Stored data entries:
-- Start --

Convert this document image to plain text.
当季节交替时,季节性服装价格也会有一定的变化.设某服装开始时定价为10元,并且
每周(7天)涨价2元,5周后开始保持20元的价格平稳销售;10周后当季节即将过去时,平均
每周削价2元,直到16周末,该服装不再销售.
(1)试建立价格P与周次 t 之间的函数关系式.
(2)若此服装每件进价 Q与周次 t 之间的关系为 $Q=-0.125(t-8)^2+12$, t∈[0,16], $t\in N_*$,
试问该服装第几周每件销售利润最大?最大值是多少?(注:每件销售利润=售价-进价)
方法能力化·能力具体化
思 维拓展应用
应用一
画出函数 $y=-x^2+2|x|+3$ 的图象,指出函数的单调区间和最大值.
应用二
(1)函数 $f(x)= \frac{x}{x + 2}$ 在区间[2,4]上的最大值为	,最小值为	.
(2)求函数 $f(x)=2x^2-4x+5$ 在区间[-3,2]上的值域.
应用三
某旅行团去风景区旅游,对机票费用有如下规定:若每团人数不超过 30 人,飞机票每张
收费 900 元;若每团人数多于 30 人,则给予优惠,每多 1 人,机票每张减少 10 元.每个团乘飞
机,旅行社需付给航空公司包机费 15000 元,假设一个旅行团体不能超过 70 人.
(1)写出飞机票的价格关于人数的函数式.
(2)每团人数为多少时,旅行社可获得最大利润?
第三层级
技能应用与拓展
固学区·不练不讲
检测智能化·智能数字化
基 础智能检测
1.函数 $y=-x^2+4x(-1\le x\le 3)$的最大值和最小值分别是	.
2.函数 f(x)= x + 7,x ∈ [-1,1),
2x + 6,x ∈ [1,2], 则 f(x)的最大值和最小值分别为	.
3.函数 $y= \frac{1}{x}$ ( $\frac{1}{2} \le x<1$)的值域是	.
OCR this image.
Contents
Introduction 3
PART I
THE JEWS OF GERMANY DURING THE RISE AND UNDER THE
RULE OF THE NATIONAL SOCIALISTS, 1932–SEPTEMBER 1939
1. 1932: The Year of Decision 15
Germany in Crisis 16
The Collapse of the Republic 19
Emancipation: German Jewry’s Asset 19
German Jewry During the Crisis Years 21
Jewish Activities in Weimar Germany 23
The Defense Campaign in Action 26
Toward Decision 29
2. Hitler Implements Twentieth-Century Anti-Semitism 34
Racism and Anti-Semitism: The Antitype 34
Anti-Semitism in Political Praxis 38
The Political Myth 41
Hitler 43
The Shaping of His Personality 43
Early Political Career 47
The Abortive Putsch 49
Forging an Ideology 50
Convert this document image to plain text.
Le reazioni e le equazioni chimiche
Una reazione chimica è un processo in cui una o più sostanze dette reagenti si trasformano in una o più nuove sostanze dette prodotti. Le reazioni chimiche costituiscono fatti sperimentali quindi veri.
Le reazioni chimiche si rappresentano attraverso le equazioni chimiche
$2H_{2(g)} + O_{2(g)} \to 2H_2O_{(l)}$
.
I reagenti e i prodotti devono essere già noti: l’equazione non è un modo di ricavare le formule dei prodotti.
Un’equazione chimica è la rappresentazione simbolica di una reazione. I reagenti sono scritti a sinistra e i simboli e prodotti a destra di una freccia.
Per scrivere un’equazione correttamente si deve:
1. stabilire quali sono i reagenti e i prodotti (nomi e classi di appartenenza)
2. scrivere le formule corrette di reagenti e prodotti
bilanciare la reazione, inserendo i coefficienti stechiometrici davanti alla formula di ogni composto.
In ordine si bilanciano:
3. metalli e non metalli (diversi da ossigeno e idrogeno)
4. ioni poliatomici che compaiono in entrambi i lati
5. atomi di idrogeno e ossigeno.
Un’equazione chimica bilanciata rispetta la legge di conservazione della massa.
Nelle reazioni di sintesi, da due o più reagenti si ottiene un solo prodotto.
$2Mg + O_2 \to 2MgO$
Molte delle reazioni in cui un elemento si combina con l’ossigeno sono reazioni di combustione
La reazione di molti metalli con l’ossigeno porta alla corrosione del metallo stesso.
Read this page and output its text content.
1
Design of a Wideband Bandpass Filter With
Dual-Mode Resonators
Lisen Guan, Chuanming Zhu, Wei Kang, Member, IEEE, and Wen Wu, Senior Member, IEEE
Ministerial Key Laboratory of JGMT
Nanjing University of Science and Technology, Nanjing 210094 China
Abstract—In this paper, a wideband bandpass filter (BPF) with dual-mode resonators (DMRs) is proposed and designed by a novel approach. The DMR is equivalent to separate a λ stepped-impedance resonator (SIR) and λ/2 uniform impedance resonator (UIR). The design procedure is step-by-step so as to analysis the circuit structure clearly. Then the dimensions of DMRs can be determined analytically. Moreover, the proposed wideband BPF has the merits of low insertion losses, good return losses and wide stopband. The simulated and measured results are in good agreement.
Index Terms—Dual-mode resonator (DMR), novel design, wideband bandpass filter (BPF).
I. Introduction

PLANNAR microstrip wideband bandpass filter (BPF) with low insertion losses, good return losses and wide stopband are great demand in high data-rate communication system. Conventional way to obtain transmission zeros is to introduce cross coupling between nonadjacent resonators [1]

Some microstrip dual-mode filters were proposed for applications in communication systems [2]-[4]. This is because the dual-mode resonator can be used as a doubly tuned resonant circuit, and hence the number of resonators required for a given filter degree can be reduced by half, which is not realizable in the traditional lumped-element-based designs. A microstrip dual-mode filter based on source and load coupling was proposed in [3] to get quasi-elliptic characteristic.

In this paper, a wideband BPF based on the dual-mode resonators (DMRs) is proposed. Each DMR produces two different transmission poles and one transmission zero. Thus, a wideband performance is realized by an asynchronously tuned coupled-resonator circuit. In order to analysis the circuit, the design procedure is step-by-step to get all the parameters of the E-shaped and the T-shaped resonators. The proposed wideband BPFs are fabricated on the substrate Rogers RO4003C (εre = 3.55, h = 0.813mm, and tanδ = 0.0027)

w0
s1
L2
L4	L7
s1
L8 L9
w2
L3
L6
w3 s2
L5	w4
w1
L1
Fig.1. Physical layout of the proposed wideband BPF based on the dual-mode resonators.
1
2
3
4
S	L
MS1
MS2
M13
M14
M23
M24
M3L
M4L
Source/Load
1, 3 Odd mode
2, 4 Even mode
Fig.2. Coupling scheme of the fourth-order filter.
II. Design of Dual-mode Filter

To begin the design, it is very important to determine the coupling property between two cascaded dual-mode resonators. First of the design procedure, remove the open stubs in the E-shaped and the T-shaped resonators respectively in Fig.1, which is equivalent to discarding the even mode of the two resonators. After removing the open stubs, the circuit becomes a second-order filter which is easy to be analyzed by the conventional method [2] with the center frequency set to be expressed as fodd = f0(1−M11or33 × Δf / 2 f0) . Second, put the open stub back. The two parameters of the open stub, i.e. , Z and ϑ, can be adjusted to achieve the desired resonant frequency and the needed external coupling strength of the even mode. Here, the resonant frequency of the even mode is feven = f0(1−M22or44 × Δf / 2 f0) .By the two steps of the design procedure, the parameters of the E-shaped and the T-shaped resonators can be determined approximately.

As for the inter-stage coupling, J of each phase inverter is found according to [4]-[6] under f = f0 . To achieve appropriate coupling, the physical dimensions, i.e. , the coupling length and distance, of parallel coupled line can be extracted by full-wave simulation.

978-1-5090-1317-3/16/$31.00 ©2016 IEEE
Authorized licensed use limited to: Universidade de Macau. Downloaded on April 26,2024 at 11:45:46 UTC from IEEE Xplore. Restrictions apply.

-- End --

DIRECTIVE: Would you restate each of the entries word for word?

FINAL ANSWER:
Convert this document image to plain text.
当季节交替时,季节性服装价格也会有一定的变化.设某服装开始时定价为10元,并且
每周(7天)涨价2元,5周后开始保持20元的价格平稳销售;10周后当季节即将过去时,平均
每周削价2元,直到16周末,该服装不再销售.
(1)试建立价格P与周次 t 之间的函数关系式.
(2)若此服装每件进价 Q与周次 t 之间的关系为 $Q=-0.125(t-8)^2+12$, t∈[0,16], $t\in N_*$,
试问该服装第几周每件销售利润最大?最大值是多少?(注:每件销售利润=售价-进价)
方法能力化·能力具体化
思 维拓展应用
应用一
画出函数 $y=-x^2+2|x|+3$ 的图象,指出函数的单调区间和最大值.
应用二
(1)函数 $f(x)= \frac{x}{x + 2}$ 在区间[2,4]上的最大值为	,最小值为	.
(2)求函数 $f(x)=2x^2-4x+5$ 在区间[-3,2]上的值域.
应用三
某旅行团去风景区旅游,对机票费用有如下规定:若每团人数不超过 30 人,飞机票每张
收费 900 元;若每团人数多于 30 人,则给予优惠,每多 1 人,机票每张减少 10 元.每个团乘飞
机,旅行社需付给航空公司包机费 15000 元,假设一个旅行团体不能超过 70 人.
(1)写出飞机票的价格关于人数的函数式.
(2)每团人数为多少时,旅行社可获得最大利润?
第三层级
技能应用与拓展
固学区·不练不讲
检测智能化·智能数字化
基 础智能检测
1.函数 $y=-x^2+4x(-1\le x\le 3)$的最大值和最小值分别是	.
2.函数 f(x)= x + 7,x ∈ [-1,1),
2x + 6,x ∈ [1,2], 则 f(x)的最大值和最小值分别为	.
3.函数 $y= \frac{1}{x}$ ( $\frac{1}{2} \le x<1$)的值域是	.
OCR this image.
Contents
Introduction 3
PART I
THE JEWS OF GERMANY DURING THE RISE AND UNDER THE
RULE OF THE NATIONAL SOCIALISTS, 1932–SEPTEMBER 1939
1. 1932: The Year of Decision 15
Germany in Crisis 16
The Collapse of the Republic 19
Emancipation: German Jewry’s Asset 19
German Jewry During the Crisis Years 21
Jewish Activities in Weimar Germany 23
The Defense Campaign in Action 26
Toward Decision 29
2. Hitler Implements Twentieth-Century Anti-Semitism 34
Racism and Anti-Semitism: The Antitype 34
Anti-Semitism in Political Praxis 38
The Political Myth 41
Hitler 43
The Shaping of His Personality 43
Early Political Career 47
The Abortive Putsch 49
Forging an Ideology 50
Convert this document image to plain text.
Le reazioni e le equazioni chimiche
Una reazione chimica è un processo in cui una o più sostanze dette reagenti si trasformano in una o più nuove sostanze dette prodotti. Le reazioni chimiche costituiscono fatti sperimentali quindi veri.
Le reazioni chimiche si rappresentano attraverso le equazioni chimiche
$2H_{2(g)} + O_{2(g)} \to 2H_2O_{(l)}$
.
I reagenti e i prodotti devono essere già noti: l’equazione non è un modo di ricavare le formule dei prodotti.
Un’equazione chimica è la rappresentazione simbolica di una reazione. I reagenti sono scritti a sinistra e i simboli e prodotti a destra di una freccia.
Per scrivere un’equazione correttamente si deve:
1. stabilire quali sono i reagenti e i prodotti (nomi e classi di appartenenza)
2. scrivere le formule corrette di reagenti e prodotti
bilanciare la reazione, inserendo i coefficienti stechiometrici davanti alla formula di ogni composto.
In ordine si bilanciano:
3. metalli e non metalli (diversi da ossigeno e idrogeno)
4. ioni poliatomici che compaiono in entrambi i lati
5. atomi di idrogeno e ossigeno.
Un’equazione chimica bilanciata rispetta la legge di conservazione della massa.
Nelle reazioni di sintesi, da due o più reagenti si ottiene un solo prodotto.
$2Mg + O_2 \to 2MgO$
Molte delle reazioni in cui un elemento si combina con l’ossigeno sono reazioni di combustione
La reazione di molti metalli con l’ossigeno porta alla corrosione del metallo stesso.
Read this page and output its text content.
1
Design of a Wideband Bandpass Filter With
Dual-Mode Resonators
Lisen Guan, Chuanming Zhu, Wei Kang, Member, IEEE, and Wen Wu, Senior Member, IEEE
Ministerial Key Laboratory of JGMT
Nanjing University of Science and Technology, Nanjing 210094 China
Abstract—In this paper, a wideband bandpass filter (BPF) with dual-mode resonators (DMRs) is proposed and designed by a novel approach. The DMR is equivalent to separate a λ stepped-impedance resonator (SIR) and λ/2 uniform impedance resonator (UIR). The design procedure is step-by-step so as to analysis the circuit structure clearly. Then the dimensions of DMRs can be determined analytically. Moreover, the proposed wideband BPF has the merits of low insertion losses, good return losses and wide stopband. The simulated and measured results are in good agreement.
Index Terms—Dual-mode resonator (DMR), novel design, wideband bandpass filter (BPF).
I. Introduction

PLANNAR microstrip wideband bandpass filter (BPF) with low insertion losses, good return losses and wide stopband are great demand in high data-rate communication system. Conventional way to obtain transmission zeros is to introduce cross coupling between nonadjacent resonators [1]

Some microstrip dual-mode filters were proposed for applications in communication systems [2]-[4]. This is because the dual-mode resonator can be used as a doubly tuned resonant circuit, and hence the number of resonators required for a given filter degree can be reduced by half, which is not realizable in the traditional lumped-element-based designs. A microstrip dual-mode filter based on source and load coupling was proposed in [3] to get quasi-elliptic characteristic.

In this paper, a wideband BPF based on the dual-mode resonators (DMRs) is proposed. Each DMR produces two different transmission poles and one transmission zero. Thus, a wideband performance is realized by an asynchronously tuned coupled-resonator circuit. In order to analysis the circuit, the design procedure is step-by-step to get all the parameters of the E-shaped and the T-shaped resonators. The proposed wideband BPFs are fabricated on the substrate Rogers RO4003C (εre = 3.55, h = 0.813mm, and tanδ = 0.0027)

w0
s1
L2
L4	L7
s1
L8 L9
w2
L3
L6
w3 s2
L5	w4
w1
L1
Fig.1. Physical layout of the proposed wideband BPF based on the dual-mode resonators.
1
2
3
4
S	L
MS1
MS2
M13
M14
M23
M24
M3L
M4L
Source/Load
1, 3 Odd mode
2, 4 Even mode
Fig.2. Coupling scheme of the fourth-order filter.
II. Design of Dual-mode Filter

To begin the design, it is very important to determine the coupling property between two cascaded dual-mode resonators. First of the design procedure, remove the open stubs in the E-shaped and the T-shaped resonators respectively in Fig.1, which is equivalent to discarding the even mode of the two resonators. After removing the open stubs, the circuit becomes a second-order filter which is easy to be analyzed by the conventional method [2] with the center frequency set to be expressed as fodd = f0(1−M11or33 × Δf / 2 f0) . Second, put the open stub back. The two parameters of the open stub, i.e. , Z and ϑ, can be adjusted to achieve the desired resonant frequency and the needed external coupling strength of the even mode. Here, the resonant frequency of the even mode is feven = f0(1−M22or44 × Δf / 2 f0) .By the two steps of the design procedure, the parameters of the E-shaped and the T-shaped resonators can be determined approximately.

As for the inter-stage coupling, J of each phase inverter is found according to [4]-[6] under f = f0 . To achieve appropriate coupling, the physical dimensions, i.e. , the coupling length and distance, of parallel coupled line can be extracted by full-wave simulation.

978-1-5090-1317-3/16/$31.00 ©2016 IEEE
Authorized licensed use limited to: Universidade de Macau. Downloaded on April 26,2024 at 11:45:46 UTC from IEEE Xplore. Restrictions apply.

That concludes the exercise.